▶ PAGE EXCERPT

◆ ◆ ◆

And I said, “Gabe and Brian.” Gabe lives here in town; he goes to my church. He does ministry at my church; and Brian lives down in Norfolk, Virginia. I only see him like once a month when we have a call together, but I feel like they're my best friends. Because I see one all the time in person, and I see one from a distance. I can be one hundred percent honest with him, one hundred percent myself, and he loves Jesus. That’s he common denominator between Gabe and Brian is that they both absolutely are passionately in love with the Savior. It just bleeds out from them. It pours over into me all the time. And I love Jesus as well, and we all kind of encourage one another.

My desire one day is to get all three of us in one room, because they don't know each other. Like I want to get us in a room at one point and just see what happens.

Reagan: That would be so fun.

Shelby: Yes, but I love that like you guys have this, and truth be told I do still keep in touch with people who I was In college with who love Jesus. Because of technology we could do that. You guys seem to be a little bit of a horse of a different color. You could live next to one another in your forties, that would be amazing.

Reagan: We could. That would be awesome.

Bela: I just sent her a reel, and it's like these two houses. They're joined together by a porch, and I was like, let's live here. I said, “Except your house will probably be bigger, and mine will probably be smaller, because I'm probably going to be poor.” But if I'm married and I have kids, it doesn't really matter.

Shelby: You guys are near the tail end of your college experience.

Reagan and Bela: [Cheering] I know, finally!

Shelby: Awesome. What kind of, like, maybe friendship advice do you think you could give to the eighteen or nineteen year old who's listening?

◆ ◆ ◆

▶ PROVIDED MATERIAL
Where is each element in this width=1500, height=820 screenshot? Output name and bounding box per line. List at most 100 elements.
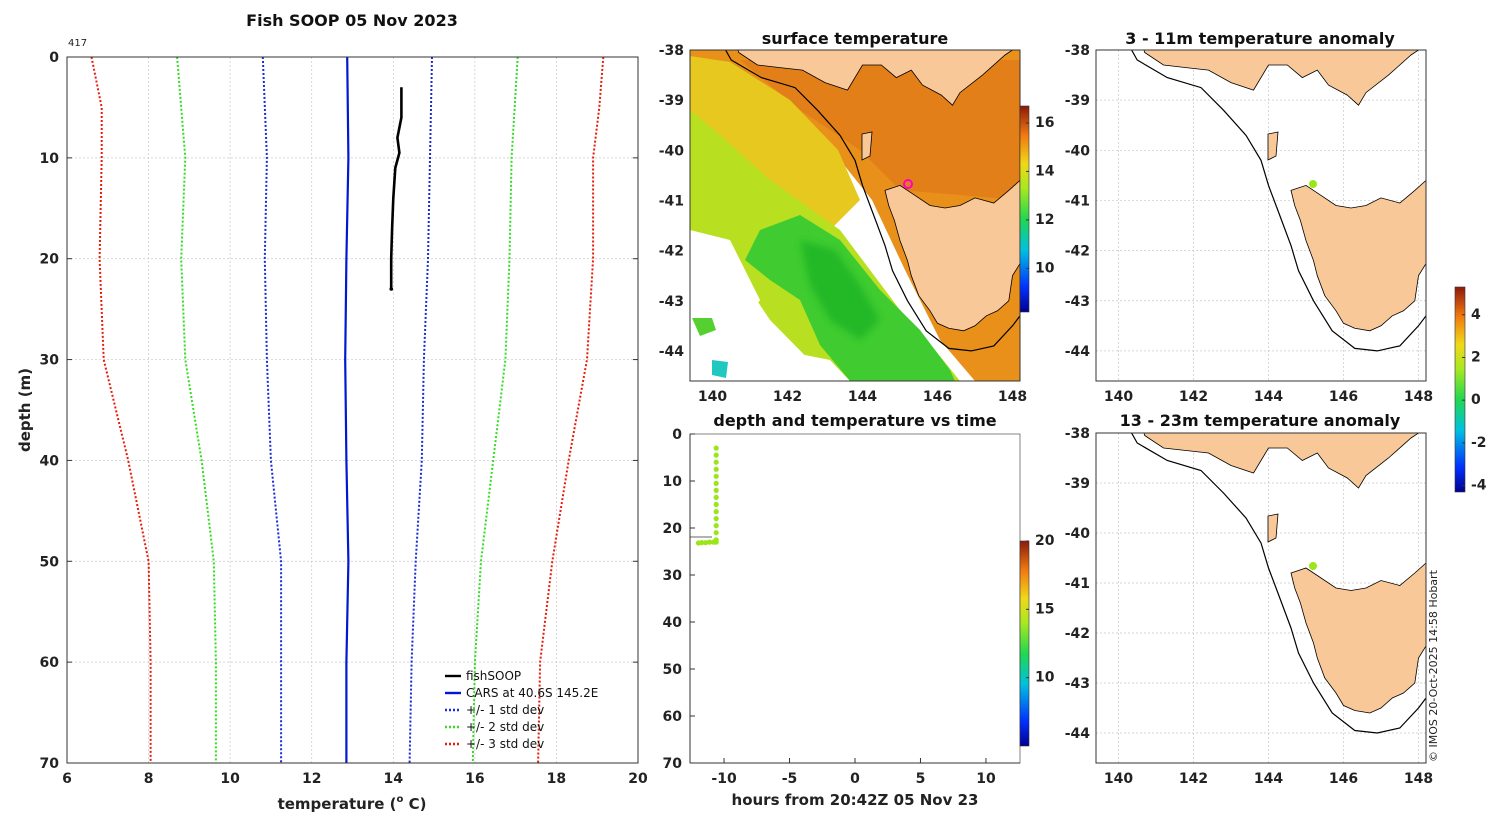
timeseries-point	[707, 539, 713, 545]
sst-xtick: 144	[848, 389, 877, 405]
profile-ytick: 10	[40, 151, 60, 167]
timeseries-xtick: -10	[711, 771, 737, 787]
anomaly-deep-ytick: -44	[1065, 726, 1091, 742]
profile-frame	[66, 56, 639, 764]
anomaly-deep-xtick: 144	[1254, 771, 1283, 787]
sst-xtick: 142	[773, 389, 802, 405]
sst-ytick: -44	[659, 344, 685, 360]
sst-gap-2	[690, 320, 850, 381]
anomaly-shallow-frame	[1095, 49, 1427, 382]
timeseries-ticks: -10 -5 0 5 10 0 10 20 30 40 50 60 70	[663, 427, 996, 787]
legend-fishsoop: fishSOOP	[466, 669, 521, 683]
legend-cars: CARS at 40.6S 145.2E	[466, 686, 598, 700]
anomaly-shallow-map	[1096, 50, 1426, 381]
sst-cool-core	[800, 240, 880, 340]
profile-series	[90, 56, 605, 764]
anomaly-deep-xtick: 142	[1179, 771, 1208, 787]
anomaly-shallow-xtick: 140	[1104, 389, 1133, 405]
anomaly-deep-ytick: -39	[1065, 476, 1090, 492]
colorbar-tick: 20	[1035, 533, 1055, 549]
legend-std3: +/- 3 std dev	[466, 737, 544, 751]
colorbar-tick: 10	[1035, 670, 1055, 686]
colorbar-tick: 2	[1471, 349, 1481, 365]
timeseries-points	[695, 445, 719, 546]
timeseries-colorbar-ticks: 10 15 20	[1026, 533, 1055, 686]
timeseries-ytick: 70	[663, 756, 683, 772]
profile-series-0	[389, 87, 403, 289]
colorbar-tick: 12	[1035, 212, 1054, 228]
sst-ticks: 140 142 144 146 148 -38 -39 -40 -41 -42 -43 -44	[659, 43, 1027, 405]
profile-series-7	[537, 56, 605, 764]
anomaly-shallow-xtick: 142	[1179, 389, 1208, 405]
anomaly-deep-ytick: -42	[1065, 626, 1090, 642]
timeseries-ytick: 30	[663, 568, 683, 584]
anomaly-deep-ytick: -38	[1065, 426, 1090, 442]
colorbar-tick: 14	[1035, 163, 1055, 179]
timeseries-grid	[690, 433, 987, 764]
timeseries-ytick: 10	[663, 474, 683, 490]
profile-xtick: 12	[302, 771, 321, 787]
sst-colorbar	[1019, 105, 1030, 313]
timeseries-point	[713, 494, 719, 500]
sst-title: surface temperature	[762, 29, 949, 48]
anomaly-deep-land	[1143, 433, 1426, 714]
timeseries-point	[713, 530, 719, 536]
sst-ytick: -42	[659, 244, 684, 260]
sst-gap-1	[690, 230, 760, 330]
profile-series-2	[261, 56, 283, 763]
profile-ylabel: depth (m)	[16, 368, 34, 452]
legend-std1: +/- 1 std dev	[466, 703, 544, 717]
anomaly-shallow-shelf	[1130, 50, 1426, 352]
anomaly-shallow-xtick: 146	[1329, 389, 1358, 405]
timeseries-xtick: 5	[916, 771, 926, 787]
timeseries-ytick: 40	[663, 615, 683, 631]
sst-shelf-contour	[724, 50, 1020, 352]
anomaly-deep-map	[1096, 433, 1426, 763]
sst-ytick: -40	[659, 143, 685, 159]
profile-id: 417	[68, 38, 87, 49]
timeseries-point	[713, 487, 719, 493]
timeseries-point	[703, 540, 709, 546]
anomaly-shallow-ytick: -41	[1065, 193, 1090, 209]
anomaly-shallow-xtick: 144	[1254, 389, 1283, 405]
timeseries-point	[713, 459, 719, 465]
profile-series-1	[344, 56, 350, 763]
timeseries-point	[713, 445, 719, 451]
anomaly-shallow-ytick: -40	[1065, 143, 1091, 159]
anomaly-shallow-king-island	[1267, 131, 1279, 161]
profile-ytick: 20	[40, 252, 60, 268]
timeseries-point	[713, 466, 719, 472]
sst-ytick: -38	[659, 43, 684, 59]
anomaly-deep-marker	[1309, 562, 1317, 570]
colorbar-tick: -4	[1471, 478, 1487, 494]
anomaly-deep-xtick: 146	[1329, 771, 1358, 787]
profile-grid	[66, 56, 639, 764]
anomaly-deep-ytick: -41	[1065, 576, 1090, 592]
timeseries-point	[711, 539, 717, 545]
profile-xtick: 14	[384, 771, 404, 787]
timeseries-ytick: 50	[663, 662, 683, 678]
profile-xtick: 20	[628, 771, 648, 787]
anomaly-deep-king-island	[1267, 513, 1279, 543]
anomaly-shallow-ytick: -43	[1065, 294, 1090, 310]
profile-ticks: 6 8 10 12 14 16 18 20 0 10 20 30 40 50 60 70	[40, 50, 648, 787]
timeseries-point	[695, 540, 702, 546]
anomaly-shallow-ytick: -38	[1065, 43, 1090, 59]
timeseries-ytick: 0	[672, 427, 682, 443]
colorbar-tick: 16	[1035, 115, 1054, 131]
profile-xtick: 8	[144, 771, 154, 787]
timeseries-xtick: 10	[976, 771, 996, 787]
anomaly-shallow-ytick: -39	[1065, 93, 1090, 109]
timeseries-title: depth and temperature vs time	[713, 411, 996, 430]
sst-xtick: 146	[923, 389, 952, 405]
profile-legend: fishSOOP CARS at 40.6S 145.2E +/- 1 std …	[445, 669, 598, 751]
anomaly-shallow-ytick: -42	[1065, 244, 1090, 260]
anomaly-shallow-xtick: 148	[1404, 389, 1433, 405]
timeseries-ytick: 60	[663, 709, 683, 725]
timeseries-colorbar	[1019, 540, 1030, 747]
profile-ytick: 60	[40, 655, 60, 671]
anomaly-shallow-ytick: -44	[1065, 344, 1091, 360]
timeseries-point	[713, 509, 719, 515]
profile-xtick: 16	[465, 771, 484, 787]
anomaly-deep-ticks: 140 142 144 146 148 -38 -39 -40 -41 -42 -43 -44	[1065, 426, 1433, 787]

◆ ◆ ◆

▶ GIVEN EXERCISE 1
Write out the friendship conversation starting at "Reagan: That would" and ending at "your college experience.".
▶ GIVEN EXERCISE 2
Carry the conversation about college friendships on from its last line.

▶ EXERCISE ANSWER 1
Reagan: That would be so fun.

Shelby: Yes, but I love that like you guys have this, and truth be told I do still keep in touch with people who I was In college with who love Jesus. Because of technology we could do that. You guys seem to be a little bit of a horse of a different color. You could live next to one another in your forties, that would be amazing.

Reagan: We could. That would be awesome.

Bela: I just sent her a reel, and it's like these two houses. They're joined together by a porch, and I was like, let's live here. I said, “Except your house will probably be bigger, and mine will probably be smaller, because I'm probably going to be poor.” But if I'm married and I have kids, it doesn't really matter.

Shelby: You guys are near the tail end of your college experience.

▶ EXERCISE ANSWER 2
Reagan: Your friends from the first week of college are not going to still be your friends and that's okay. So true.

Shelby: You answered that really fast.

Bela: I was going to say the same thing. I was literally going to say the same thing. It happened to me. I was like, these are lifelong best friends, and then in like two months they're like nowhere to be found. [Laughter]

Reagan: Yes.

Shelby: Yes. Okay. Why? Why is that? Why is that? What happens?

Reagan: I think just, I'm so different from when I was eighteen years old. Like, I was just talking about this with my sister, because we were talking about high school relationships, and like dating. I was like, I could not still be dating my high school boyfriend. Like, I know we both have changed and grown, but like, where I was in my faith in high school is so different now. So, I can't imagine being in that relationship that like, started when I was like, seventeen years old. I'm just such a different person.

And I think that's, the same is true of those friendships. Actually, like, so some of my friends that I made, I like thought, I was like, this is my friend group. This is it. And I don't talk to like any of them now. And then my friends, I ended up like, I was friends with them my first two years of college, I think I'm still friends with like four of them. We'll check in occasionally and wish each other happy birthday sometimes.

And like one of my friends, Bela and I just went to Tennessee last spring semester to visit one of my friends from my first two years of college. We stayed at her house and like she and I are still really close, but we got close my second year of college.

Shelby: Yes.

Reagan: But like I think we saw like maybe one or two of my friends that I was friends with since Freshman year. But, it's one of those things where it's like there's no like ill will towards them. But like we have all just like changed.

Shelby: Chosen different paths.

Reagan: We're just in different places in life. I think one of them is in Maryland, now one of them is in Tennessee. I love to check in and like I love for us to catch up. But I think like we just have all like grown up and they're not my best, best friends now, and that's okay. They still hold a special place in my heart. You're going to change from when you're eighteen to when typically, you're graduating, when you're what, like twenty-two.

Bela: Yes.
Reagan: Like, you're going to be different, and that's okay if your friends change with that. It doesn't have to be a falling out, or, like cutting them off. But things ebb and flow.

Shelby: Yes, that's good. Yes, that's healthy.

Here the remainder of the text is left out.